=== Excerpted records ===
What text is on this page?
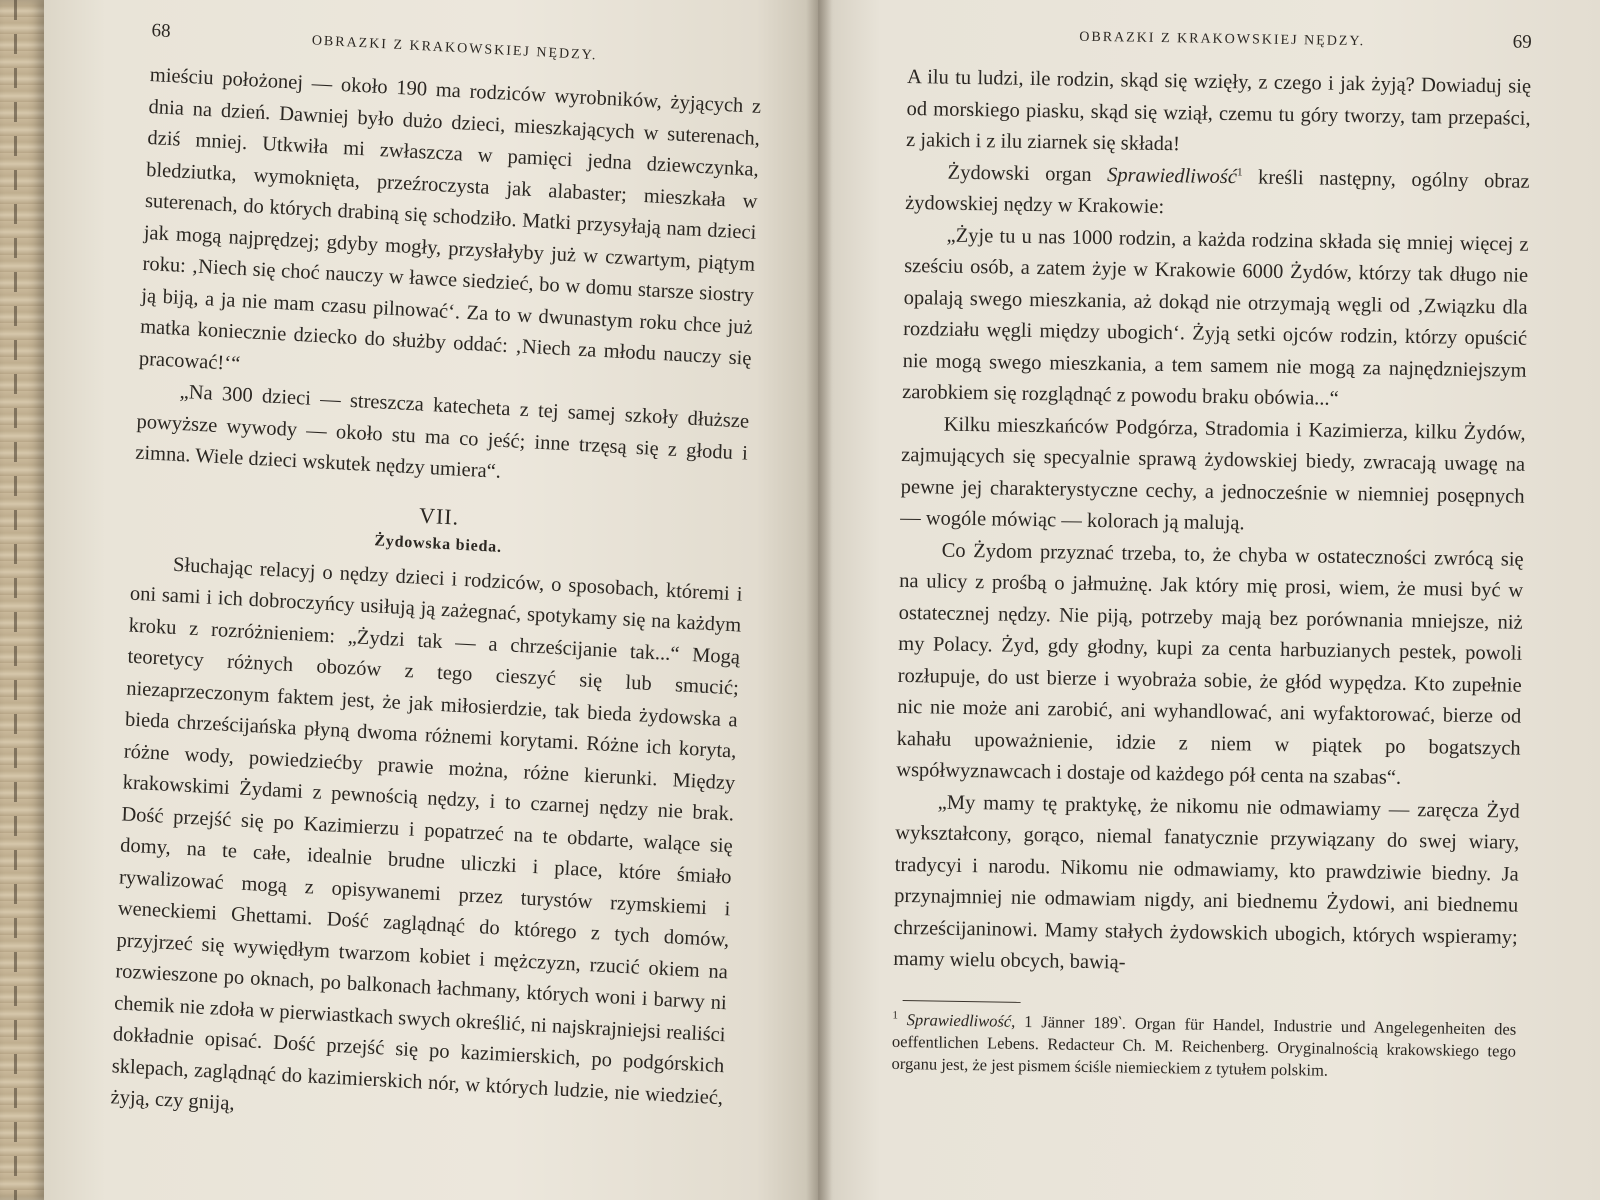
68
OBRAZKI Z KRAKOWSKIEJ NĘDZY.

mieściu położonej — około 190 ma rodziców wyrobników, żyjących z dnia na dzień. Dawniej było dużo dzieci, mieszkających w suterenach, dziś mniej. Utkwiła mi zwłaszcza w pamięci jedna dziewczynka, bledziutka, wymoknięta, przeźroczysta jak alabaster; mieszkała w suterenach, do których drabiną się schodziło. Matki przysyłają nam dzieci jak mogą najprędzej; gdyby mogły, przysłałyby już w czwartym, piątym roku: ‚Niech się choć nauczy w ławce siedzieć, bo w domu starsze siostry ją biją, a ja nie mam czasu pilnować‘. Za to w dwunastym roku chce już matka koniecznie dziecko do służby oddać: ‚Niech za młodu nauczy się pracować!‘“

„Na 300 dzieci — streszcza katecheta z tej samej szkoły dłuższe powyższe wywody — około stu ma co jeść; inne trzęsą się z głodu i zimna. Wiele dzieci wskutek nędzy umiera“.

VII.
Żydowska bieda.

Słuchając relacyj o nędzy dzieci i rodziców, o sposobach, któremi i oni sami i ich dobroczyńcy usiłują ją zażegnać, spotykamy się na każdym kroku z rozróżnieniem: „Żydzi tak — a chrześcijanie tak...“ Mogą teoretycy różnych obozów z tego cieszyć się lub smucić; niezaprzeczonym faktem jest, że jak miłosierdzie, tak bieda żydowska a bieda chrześcijańska płyną dwoma różnemi korytami. Różne ich koryta, różne wody, powiedziećby prawie można, różne kierunki. Między krakowskimi Żydami z pewnością nędzy, i to czarnej nędzy nie brak. Dość przejść się po Kazimierzu i popatrzeć na te obdarte, walące się domy, na te całe, idealnie brudne uliczki i place, które śmiało rywalizować mogą z opisywanemi przez turystów rzymskiemi i weneckiemi Ghettami. Dość zaglądnąć do którego z tych domów, przyjrzeć się wywiędłym twarzom kobiet i mężczyzn, rzucić okiem na rozwieszone po oknach, po balkonach łachmany, których woni i barwy ni chemik nie zdoła w pierwiastkach swych określić, ni najskrajniejsi realiści dokładnie opisać. Dość przejść się po kazimierskich, po podgórskich sklepach, zaglądnąć do kazimierskich nór, w których ludzie, nie wiedzieć, żyją, czy gniją,

OBRAZKI Z KRAKOWSKIEJ NĘDZY.	69

A ilu tu ludzi, ile rodzin, skąd się wzięły, z czego i jak żyją? Dowiaduj się od morskiego piasku, skąd się wziął, czemu tu góry tworzy, tam przepaści, z jakich i z ilu ziarnek się składa!

Żydowski organ Sprawiedliwość$^1$ kreśli następny, ogólny obraz żydowskiej nędzy w Krakowie:

„Żyje tu u nas 1000 rodzin, a każda rodzina składa się mniej więcej z sześciu osób, a zatem żyje w Krakowie 6000 Żydów, którzy tak długo nie opalają swego mieszkania, aż dokąd nie otrzymają węgli od ‚Związku dla rozdziału węgli między ubogich‘. Żyją setki ojców rodzin, którzy opuścić nie mogą swego mieszkania, a tem samem nie mogą za najnędzniejszym zarobkiem się rozglądnąć z powodu braku obówia...“

Kilku mieszkańców Podgórza, Stradomia i Kazimierza, kilku Żydów, zajmujących się specyalnie sprawą żydowskiej biedy, zwracają uwagę na pewne jej charakterystyczne cechy, a jednocześnie w niemniej posępnych — wogóle mówiąc — kolorach ją malują.

Co Żydom przyznać trzeba, to, że chyba w ostateczności zwrócą się na ulicy z prośbą o jałmużnę. Jak który mię prosi, wiem, że musi być w ostatecznej nędzy. Nie piją, potrzeby mają bez porównania mniejsze, niż my Polacy. Żyd, gdy głodny, kupi za centa harbuzianych pestek, powoli rozłupuje, do ust bierze i wyobraża sobie, że głód wypędza. Kto zupełnie nic nie może ani zarobić, ani wyhandlować, ani wyfaktorować, bierze od kahału upoważnienie, idzie z niem w piątek po bogatszych współwyznawcach i dostaje od każdego pół centa na szabas“.

„My mamy tę praktykę, że nikomu nie odmawiamy — zaręcza Żyd wykształcony, gorąco, niemal fanatycznie przywiązany do swej wiary, tradycyi i narodu. Nikomu nie odmawiamy, kto prawdziwie biedny. Ja przynajmniej nie odmawiam nigdy, ani biednemu Żydowi, ani biednemu chrześcijaninowi. Mamy stałych żydowskich ubogich, których wspieramy; mamy wielu obcych, bawią-

$^1$ Sprawiedliwość, 1 Jänner 189‵. Organ für Handel, Industrie und Angelegenheiten des oeffentlichen Lebens. Redacteur Ch. M. Reichenberg. Oryginalnością krakowskiego tego organu jest, że jest pismem ściśle niemieckiem z tytułem polskim.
===
In the material above, show every line where the word "Sprawiedliwość" turns up.

Żydowski organ Sprawiedliwość$^1$ kreśli następny, ogólny obraz żydowskiej nędzy w Krakowie:
$^1$ Sprawiedliwość, 1 Jänner 189‵. Organ für Handel, Industrie und Angelegenheiten des oeffentlichen Lebens. Redacteur Ch. M. Reichenberg. Oryginalnością krakowskiego tego organu jest, że jest pismem ściśle niemieckiem z tytułem polskim.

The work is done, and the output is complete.